Problem description — Pick out every line in the data below that holds "heading".
start Excerpted data
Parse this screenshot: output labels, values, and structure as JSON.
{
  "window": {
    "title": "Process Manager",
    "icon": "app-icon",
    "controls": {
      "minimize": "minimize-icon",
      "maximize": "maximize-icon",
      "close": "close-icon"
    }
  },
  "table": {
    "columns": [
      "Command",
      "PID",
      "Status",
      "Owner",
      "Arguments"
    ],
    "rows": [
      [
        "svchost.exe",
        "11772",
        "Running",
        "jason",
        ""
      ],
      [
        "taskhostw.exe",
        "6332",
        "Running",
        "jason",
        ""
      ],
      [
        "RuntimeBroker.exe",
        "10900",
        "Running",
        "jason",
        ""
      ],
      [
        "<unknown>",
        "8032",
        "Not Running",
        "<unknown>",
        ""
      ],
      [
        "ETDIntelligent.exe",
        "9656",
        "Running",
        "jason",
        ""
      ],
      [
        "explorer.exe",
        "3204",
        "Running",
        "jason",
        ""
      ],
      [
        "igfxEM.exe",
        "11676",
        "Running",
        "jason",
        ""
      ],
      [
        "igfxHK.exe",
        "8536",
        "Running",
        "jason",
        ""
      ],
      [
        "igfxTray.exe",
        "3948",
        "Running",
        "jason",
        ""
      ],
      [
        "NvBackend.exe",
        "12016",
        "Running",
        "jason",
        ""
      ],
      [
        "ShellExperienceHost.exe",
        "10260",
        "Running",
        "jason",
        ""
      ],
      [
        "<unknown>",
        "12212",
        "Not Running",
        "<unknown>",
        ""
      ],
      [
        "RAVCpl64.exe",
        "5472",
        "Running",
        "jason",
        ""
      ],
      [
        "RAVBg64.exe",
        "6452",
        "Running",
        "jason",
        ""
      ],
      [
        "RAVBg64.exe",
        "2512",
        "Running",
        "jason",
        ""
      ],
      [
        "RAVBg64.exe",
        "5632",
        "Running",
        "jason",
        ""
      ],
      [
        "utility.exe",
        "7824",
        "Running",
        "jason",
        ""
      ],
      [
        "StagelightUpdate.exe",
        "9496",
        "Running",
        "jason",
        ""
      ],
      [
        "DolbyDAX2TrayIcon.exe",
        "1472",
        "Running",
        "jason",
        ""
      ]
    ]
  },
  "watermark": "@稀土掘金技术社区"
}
end Excerpted data
start Excerpted data
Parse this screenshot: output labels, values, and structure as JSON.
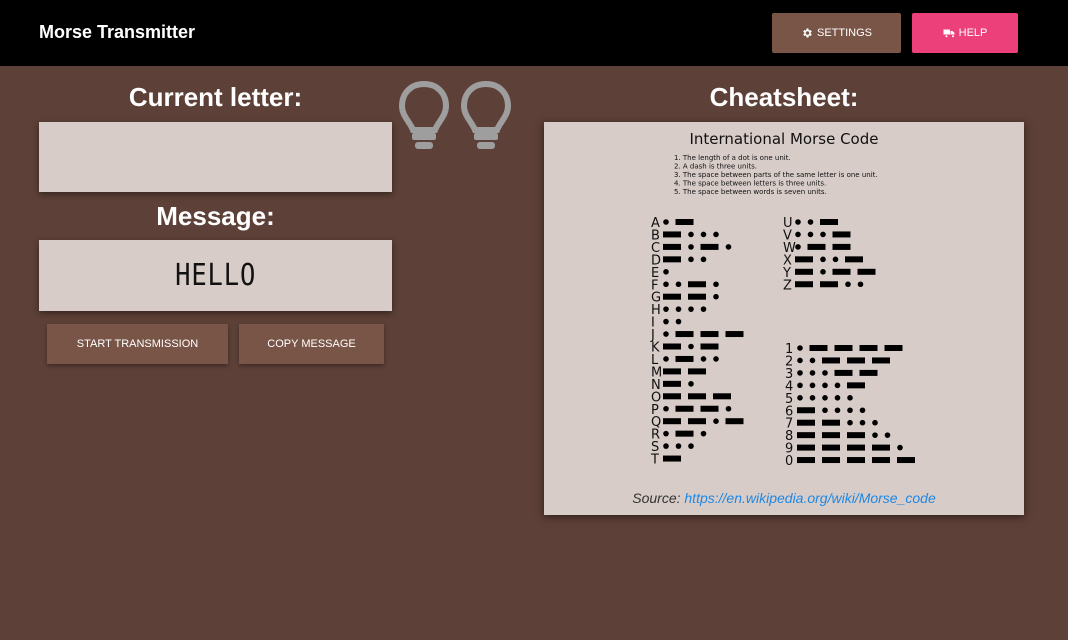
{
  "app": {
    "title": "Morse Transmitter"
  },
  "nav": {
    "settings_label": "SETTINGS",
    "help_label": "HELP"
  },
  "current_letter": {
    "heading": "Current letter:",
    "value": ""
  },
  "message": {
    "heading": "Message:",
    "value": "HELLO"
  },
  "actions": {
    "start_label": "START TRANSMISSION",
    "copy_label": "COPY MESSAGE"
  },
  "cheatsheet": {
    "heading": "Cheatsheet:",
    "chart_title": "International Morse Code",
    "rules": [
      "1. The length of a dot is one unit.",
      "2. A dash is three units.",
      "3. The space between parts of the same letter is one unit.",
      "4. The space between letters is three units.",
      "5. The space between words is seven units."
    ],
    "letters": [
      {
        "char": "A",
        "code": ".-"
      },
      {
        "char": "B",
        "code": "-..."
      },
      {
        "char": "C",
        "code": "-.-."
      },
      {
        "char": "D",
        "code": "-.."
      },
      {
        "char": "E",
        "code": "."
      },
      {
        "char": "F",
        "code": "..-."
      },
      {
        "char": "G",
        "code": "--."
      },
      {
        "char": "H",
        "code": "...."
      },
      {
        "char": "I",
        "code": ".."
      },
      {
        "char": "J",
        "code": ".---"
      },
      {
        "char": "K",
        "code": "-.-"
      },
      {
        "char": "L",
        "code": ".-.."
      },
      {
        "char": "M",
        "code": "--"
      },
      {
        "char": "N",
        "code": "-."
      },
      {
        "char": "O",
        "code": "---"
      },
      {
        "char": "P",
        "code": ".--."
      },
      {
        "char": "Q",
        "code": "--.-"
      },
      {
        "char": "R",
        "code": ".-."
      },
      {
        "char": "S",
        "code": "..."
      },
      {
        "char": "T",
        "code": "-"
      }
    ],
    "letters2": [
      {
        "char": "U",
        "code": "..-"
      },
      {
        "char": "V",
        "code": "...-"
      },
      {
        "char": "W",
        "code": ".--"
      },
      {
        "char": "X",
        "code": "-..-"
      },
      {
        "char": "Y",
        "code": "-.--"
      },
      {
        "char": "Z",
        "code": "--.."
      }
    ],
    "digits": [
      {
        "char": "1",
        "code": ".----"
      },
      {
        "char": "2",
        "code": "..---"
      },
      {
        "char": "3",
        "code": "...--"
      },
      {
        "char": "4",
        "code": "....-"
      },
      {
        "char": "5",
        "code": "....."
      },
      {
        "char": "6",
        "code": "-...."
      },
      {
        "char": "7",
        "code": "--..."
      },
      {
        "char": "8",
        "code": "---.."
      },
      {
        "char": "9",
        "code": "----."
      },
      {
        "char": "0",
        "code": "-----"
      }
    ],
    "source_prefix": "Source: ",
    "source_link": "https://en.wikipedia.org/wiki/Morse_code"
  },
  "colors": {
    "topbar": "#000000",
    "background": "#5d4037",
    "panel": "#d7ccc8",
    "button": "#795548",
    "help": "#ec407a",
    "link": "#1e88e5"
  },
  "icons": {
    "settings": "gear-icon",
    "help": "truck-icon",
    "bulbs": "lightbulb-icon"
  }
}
end Excerpted data
start Excerpted data
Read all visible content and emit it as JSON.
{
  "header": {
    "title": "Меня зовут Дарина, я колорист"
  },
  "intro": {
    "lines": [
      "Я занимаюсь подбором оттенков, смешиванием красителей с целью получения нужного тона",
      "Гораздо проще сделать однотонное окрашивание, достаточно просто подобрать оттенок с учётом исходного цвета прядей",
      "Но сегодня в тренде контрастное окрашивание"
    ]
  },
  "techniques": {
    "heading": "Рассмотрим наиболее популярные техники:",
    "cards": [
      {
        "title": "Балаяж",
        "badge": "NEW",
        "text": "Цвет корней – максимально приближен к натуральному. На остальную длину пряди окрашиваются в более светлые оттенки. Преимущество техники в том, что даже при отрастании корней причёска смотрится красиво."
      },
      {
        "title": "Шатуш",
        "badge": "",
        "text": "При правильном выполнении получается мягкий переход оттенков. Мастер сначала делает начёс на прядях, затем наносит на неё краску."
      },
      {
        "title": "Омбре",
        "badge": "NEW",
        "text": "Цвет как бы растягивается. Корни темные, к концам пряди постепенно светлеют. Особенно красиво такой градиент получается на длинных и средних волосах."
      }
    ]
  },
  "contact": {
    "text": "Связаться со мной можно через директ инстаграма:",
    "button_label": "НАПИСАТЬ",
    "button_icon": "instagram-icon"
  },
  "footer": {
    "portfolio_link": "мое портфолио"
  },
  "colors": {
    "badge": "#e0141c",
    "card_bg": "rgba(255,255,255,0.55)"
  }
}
end Excerpted data
Final result —
    "heading": "Current letter:",
    "heading": "Message:",
    "heading": "Cheatsheet:",
    "heading": "Рассмотрим наиболее популярные техники:",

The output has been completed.